** Start of TEXT SECTION **
Portfolios of the Poor : How the World’s Poor Live on $2 a Day is a book from 2010, by Daryl Collins, Jonathan Morduch, Stuart Rutherford, and Orlanda Ruthven. This article is intended to summarize my key takeaways from the book, and a reflection of opportunities available in Indonesia.
“Not having enough money is bad enough. Not being able to manage whatever money you have is worse.”
This sentence sums up the core point this book is trying to deliver to us. In this book, the authors assess how the poor manages their money in several countries (Bangladesh, India, South Africa), how each country differs, and what kind of instruments they use. The book offers an interesting take and meaning to money management for poor people. Instead of just looking at financial inclusion metrics such as savings accounts, the authors use the method of “financial diary” for households to record their cashflow and transactions.
** End of TEXT SECTION **
* WHAT THE TASK REQUIRES
Carry on the review of Portfolios of the Poor from its last sentence. The listing that follows was taken from a different source than the book review.
** Start of AVAILABLE DATA **
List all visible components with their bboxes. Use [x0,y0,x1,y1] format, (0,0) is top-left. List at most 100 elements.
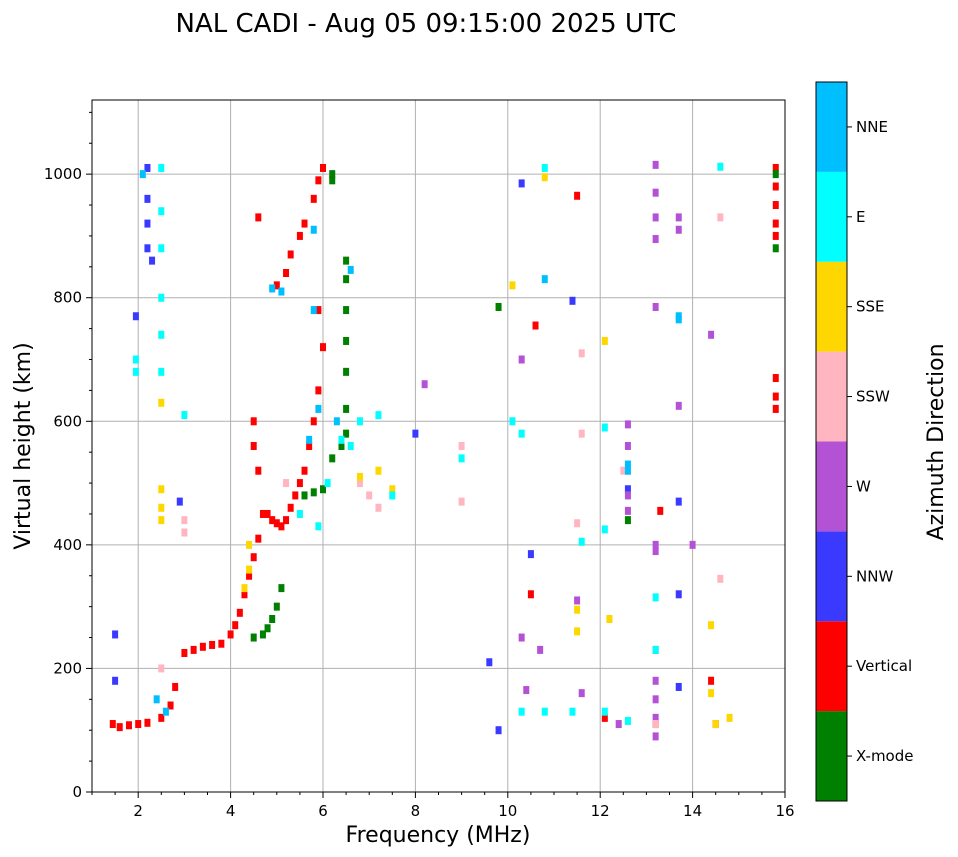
** End of AVAILABLE DATA **
* RIGHT ANSWER
The Poor is not stupid
Poor households try their best to manage their money with the limited instruments that they have. A poor household can use up to 5-6 financial instruments to support their life. The lack of sustainability in their earnings combined with sudden expenses makes it difficult to gather up large sums of money. For example, when you hear that a person gets about 2$ per day on average, this does not mean that they can always get 2$ everyday. The volatility of income is very high, one day they make 10$, then makes 0$ for 5 days, then makes 1$ the next day, and then make 5$ the next day. On average, that’s 2$ per day, but it’s hard to plan ahead when they don’t know how much they can make tomorrow. This volatility also makes it tougher for the poor to be able to utilize insurance products which require premiums every month/year.
And there are occassions that will demand large lump sum of money, such as healthcare, weddings, funerals, sudden business opportunity. As it’s hard to gather a meaningful sum of money through daily earnings, even just 1 issue can wreak havoc on their livelihood.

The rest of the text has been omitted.